**Problem description**
Scan the following material for the string "Реализация" and copy each line in which it appears.

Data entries
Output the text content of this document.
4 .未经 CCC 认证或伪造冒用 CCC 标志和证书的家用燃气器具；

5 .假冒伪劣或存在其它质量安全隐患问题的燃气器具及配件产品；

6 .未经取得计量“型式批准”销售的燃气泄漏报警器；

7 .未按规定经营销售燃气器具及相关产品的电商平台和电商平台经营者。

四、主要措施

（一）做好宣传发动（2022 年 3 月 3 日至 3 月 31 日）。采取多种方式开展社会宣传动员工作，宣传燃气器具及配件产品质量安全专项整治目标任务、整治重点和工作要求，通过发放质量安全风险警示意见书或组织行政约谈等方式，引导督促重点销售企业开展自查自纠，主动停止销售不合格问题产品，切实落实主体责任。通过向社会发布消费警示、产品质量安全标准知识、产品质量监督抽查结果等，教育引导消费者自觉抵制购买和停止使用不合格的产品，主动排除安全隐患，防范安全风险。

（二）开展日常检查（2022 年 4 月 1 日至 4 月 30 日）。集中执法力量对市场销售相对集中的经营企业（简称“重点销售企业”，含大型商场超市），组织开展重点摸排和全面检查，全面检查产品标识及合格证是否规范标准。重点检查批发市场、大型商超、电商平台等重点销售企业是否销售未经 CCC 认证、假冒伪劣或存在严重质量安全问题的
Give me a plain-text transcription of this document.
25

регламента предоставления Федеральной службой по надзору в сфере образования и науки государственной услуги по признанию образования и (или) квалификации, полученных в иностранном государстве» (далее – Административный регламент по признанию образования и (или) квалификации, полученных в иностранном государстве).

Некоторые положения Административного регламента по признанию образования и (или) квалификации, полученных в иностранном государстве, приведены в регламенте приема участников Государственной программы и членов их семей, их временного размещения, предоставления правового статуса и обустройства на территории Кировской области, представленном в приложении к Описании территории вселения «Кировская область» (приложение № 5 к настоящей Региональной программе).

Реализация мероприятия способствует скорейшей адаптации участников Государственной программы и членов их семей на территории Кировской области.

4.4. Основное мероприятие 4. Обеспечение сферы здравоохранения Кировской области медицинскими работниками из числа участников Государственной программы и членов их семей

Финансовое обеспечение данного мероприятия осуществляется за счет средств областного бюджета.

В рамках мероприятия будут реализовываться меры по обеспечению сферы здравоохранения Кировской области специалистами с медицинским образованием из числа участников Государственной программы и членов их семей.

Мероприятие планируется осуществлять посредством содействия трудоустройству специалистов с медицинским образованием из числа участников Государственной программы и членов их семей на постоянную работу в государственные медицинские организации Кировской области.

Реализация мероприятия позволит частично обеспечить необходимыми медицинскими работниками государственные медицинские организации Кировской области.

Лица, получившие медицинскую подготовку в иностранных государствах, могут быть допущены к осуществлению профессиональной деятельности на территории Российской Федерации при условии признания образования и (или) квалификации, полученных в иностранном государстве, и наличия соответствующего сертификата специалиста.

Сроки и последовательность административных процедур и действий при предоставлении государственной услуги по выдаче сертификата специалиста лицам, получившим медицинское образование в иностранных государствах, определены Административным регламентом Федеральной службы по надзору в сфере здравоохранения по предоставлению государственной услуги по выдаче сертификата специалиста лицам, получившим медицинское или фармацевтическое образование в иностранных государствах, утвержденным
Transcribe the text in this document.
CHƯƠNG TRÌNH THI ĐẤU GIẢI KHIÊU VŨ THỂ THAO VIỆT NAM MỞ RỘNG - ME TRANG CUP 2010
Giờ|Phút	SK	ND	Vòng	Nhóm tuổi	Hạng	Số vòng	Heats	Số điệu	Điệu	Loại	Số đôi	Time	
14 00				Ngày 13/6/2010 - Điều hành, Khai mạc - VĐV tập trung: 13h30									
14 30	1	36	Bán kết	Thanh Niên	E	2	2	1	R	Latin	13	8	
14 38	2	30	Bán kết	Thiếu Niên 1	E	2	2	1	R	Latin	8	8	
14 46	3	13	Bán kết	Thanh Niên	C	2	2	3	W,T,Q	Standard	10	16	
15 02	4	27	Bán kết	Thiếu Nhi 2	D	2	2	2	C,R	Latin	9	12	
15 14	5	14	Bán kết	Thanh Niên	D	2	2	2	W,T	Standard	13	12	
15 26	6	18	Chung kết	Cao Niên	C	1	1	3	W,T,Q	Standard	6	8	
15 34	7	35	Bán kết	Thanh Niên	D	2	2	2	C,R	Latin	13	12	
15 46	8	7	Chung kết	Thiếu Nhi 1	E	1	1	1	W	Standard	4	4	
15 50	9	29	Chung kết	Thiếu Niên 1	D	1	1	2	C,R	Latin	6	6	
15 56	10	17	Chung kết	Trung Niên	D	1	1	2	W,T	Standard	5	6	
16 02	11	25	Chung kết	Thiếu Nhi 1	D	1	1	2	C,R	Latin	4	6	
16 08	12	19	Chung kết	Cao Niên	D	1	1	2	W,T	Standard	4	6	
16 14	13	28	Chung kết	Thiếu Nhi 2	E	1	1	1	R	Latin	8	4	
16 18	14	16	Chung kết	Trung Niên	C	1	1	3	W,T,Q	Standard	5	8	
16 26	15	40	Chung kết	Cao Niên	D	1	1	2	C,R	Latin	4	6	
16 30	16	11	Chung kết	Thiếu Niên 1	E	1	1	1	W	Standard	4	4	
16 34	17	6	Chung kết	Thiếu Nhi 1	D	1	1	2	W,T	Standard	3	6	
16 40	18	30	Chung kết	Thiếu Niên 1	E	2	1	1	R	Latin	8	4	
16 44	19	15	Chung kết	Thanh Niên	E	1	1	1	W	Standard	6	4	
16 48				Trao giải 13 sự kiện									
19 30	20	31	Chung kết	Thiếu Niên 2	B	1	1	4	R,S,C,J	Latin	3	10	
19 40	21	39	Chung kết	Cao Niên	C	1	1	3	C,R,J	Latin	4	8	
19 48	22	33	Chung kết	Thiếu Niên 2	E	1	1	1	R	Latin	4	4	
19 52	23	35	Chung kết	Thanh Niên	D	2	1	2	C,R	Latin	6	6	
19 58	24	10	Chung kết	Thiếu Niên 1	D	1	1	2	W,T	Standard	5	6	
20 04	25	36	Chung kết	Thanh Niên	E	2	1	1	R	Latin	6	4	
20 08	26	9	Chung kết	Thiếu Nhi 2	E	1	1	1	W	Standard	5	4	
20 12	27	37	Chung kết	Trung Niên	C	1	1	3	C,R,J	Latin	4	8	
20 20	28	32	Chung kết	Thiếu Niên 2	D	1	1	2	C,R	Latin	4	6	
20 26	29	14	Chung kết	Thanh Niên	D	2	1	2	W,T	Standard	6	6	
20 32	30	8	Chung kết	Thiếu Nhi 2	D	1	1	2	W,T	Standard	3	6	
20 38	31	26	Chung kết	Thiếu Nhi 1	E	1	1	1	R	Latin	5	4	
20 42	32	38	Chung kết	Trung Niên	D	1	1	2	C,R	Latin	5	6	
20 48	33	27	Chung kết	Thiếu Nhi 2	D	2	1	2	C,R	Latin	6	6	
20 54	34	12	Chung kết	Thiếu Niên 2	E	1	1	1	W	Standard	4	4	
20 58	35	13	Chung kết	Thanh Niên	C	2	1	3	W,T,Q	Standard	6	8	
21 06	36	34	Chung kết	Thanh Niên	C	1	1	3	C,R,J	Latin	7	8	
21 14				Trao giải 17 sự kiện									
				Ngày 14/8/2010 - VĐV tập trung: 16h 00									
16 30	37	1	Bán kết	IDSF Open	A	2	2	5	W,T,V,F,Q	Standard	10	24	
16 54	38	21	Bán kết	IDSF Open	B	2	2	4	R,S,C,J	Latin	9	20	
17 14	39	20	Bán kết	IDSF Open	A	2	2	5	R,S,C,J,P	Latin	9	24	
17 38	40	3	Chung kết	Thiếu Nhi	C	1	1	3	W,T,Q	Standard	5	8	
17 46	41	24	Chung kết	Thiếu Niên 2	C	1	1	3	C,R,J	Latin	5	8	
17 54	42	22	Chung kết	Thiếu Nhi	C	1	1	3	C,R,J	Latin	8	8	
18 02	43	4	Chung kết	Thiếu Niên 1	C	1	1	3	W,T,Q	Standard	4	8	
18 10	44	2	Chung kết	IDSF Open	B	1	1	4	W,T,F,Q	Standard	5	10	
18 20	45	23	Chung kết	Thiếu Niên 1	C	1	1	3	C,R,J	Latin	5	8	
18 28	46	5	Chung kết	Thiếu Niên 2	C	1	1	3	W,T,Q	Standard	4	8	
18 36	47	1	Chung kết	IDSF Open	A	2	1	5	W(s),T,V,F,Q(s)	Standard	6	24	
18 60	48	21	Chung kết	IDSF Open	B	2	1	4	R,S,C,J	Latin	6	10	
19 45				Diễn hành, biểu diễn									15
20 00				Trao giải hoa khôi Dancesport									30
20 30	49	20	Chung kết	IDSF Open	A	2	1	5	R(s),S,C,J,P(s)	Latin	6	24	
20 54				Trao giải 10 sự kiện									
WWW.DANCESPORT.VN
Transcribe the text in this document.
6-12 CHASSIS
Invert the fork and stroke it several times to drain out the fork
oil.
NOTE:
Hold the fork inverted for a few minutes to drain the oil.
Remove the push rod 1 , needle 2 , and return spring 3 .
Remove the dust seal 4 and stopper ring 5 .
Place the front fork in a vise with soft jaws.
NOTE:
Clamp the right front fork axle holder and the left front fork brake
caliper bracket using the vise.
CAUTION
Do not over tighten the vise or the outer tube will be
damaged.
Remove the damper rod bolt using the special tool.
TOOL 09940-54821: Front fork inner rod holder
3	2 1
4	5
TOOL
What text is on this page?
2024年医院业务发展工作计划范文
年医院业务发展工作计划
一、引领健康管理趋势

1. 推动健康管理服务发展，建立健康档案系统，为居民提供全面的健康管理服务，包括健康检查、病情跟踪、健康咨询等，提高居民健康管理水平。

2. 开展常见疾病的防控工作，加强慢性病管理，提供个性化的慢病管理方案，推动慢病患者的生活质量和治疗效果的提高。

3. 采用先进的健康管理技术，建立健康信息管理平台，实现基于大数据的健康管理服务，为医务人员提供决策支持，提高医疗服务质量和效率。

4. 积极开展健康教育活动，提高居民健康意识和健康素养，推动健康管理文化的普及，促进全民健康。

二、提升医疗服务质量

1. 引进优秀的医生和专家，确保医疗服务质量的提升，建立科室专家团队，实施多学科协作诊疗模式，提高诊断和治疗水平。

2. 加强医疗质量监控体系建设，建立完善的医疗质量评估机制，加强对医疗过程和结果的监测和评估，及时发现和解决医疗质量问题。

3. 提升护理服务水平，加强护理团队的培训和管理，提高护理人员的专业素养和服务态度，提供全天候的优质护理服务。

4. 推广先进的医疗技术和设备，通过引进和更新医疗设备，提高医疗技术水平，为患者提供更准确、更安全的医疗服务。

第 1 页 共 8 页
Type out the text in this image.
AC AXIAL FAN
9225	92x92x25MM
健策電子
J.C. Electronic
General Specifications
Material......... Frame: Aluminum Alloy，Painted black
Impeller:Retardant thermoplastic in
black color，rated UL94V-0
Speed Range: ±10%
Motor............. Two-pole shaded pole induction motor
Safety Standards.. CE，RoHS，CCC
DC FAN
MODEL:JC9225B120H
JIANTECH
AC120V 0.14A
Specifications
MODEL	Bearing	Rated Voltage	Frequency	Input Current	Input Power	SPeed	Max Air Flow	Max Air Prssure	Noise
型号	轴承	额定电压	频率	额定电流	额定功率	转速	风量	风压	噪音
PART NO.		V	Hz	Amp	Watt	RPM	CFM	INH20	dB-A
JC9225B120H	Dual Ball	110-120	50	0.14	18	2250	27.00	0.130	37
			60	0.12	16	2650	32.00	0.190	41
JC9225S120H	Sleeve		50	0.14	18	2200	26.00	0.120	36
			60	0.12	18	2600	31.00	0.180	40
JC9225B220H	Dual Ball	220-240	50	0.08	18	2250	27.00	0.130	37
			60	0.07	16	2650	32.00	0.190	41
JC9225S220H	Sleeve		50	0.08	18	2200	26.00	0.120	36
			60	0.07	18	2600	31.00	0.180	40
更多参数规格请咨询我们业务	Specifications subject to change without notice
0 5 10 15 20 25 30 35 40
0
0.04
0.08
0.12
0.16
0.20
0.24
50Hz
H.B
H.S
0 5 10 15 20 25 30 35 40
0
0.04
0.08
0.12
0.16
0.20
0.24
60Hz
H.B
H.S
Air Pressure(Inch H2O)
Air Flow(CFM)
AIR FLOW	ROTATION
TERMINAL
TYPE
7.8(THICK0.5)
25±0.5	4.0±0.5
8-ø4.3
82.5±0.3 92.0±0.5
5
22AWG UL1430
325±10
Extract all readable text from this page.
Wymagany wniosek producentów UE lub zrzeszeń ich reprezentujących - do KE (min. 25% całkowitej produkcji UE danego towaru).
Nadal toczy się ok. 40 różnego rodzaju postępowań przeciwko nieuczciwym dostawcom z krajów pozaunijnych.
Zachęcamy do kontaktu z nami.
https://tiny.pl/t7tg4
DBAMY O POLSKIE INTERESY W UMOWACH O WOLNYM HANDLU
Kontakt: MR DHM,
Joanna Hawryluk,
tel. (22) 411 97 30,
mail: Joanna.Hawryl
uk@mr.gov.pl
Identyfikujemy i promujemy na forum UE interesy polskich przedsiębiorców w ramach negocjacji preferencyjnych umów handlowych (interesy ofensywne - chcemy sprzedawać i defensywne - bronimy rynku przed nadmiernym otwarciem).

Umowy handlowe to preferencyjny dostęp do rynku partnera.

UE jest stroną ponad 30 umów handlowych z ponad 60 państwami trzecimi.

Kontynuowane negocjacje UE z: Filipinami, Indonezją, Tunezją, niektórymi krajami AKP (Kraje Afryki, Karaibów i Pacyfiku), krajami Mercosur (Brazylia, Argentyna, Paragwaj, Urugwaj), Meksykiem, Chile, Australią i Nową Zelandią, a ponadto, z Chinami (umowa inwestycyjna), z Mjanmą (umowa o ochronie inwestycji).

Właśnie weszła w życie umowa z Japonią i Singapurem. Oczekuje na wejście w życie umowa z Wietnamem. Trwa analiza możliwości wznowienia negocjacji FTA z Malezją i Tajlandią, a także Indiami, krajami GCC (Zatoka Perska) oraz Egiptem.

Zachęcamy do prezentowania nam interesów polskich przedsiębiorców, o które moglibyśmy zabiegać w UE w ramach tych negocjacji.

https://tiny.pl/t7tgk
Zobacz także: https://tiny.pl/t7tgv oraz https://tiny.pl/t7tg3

**Answer to the exercise**
Реализация мероприятия способствует скорейшей адаптации участников Государственной программы и членов их семей на территории Кировской области.
Реализация мероприятия позволит частично обеспечить необходимыми медицинскими работниками государственные медицинские организации Кировской области.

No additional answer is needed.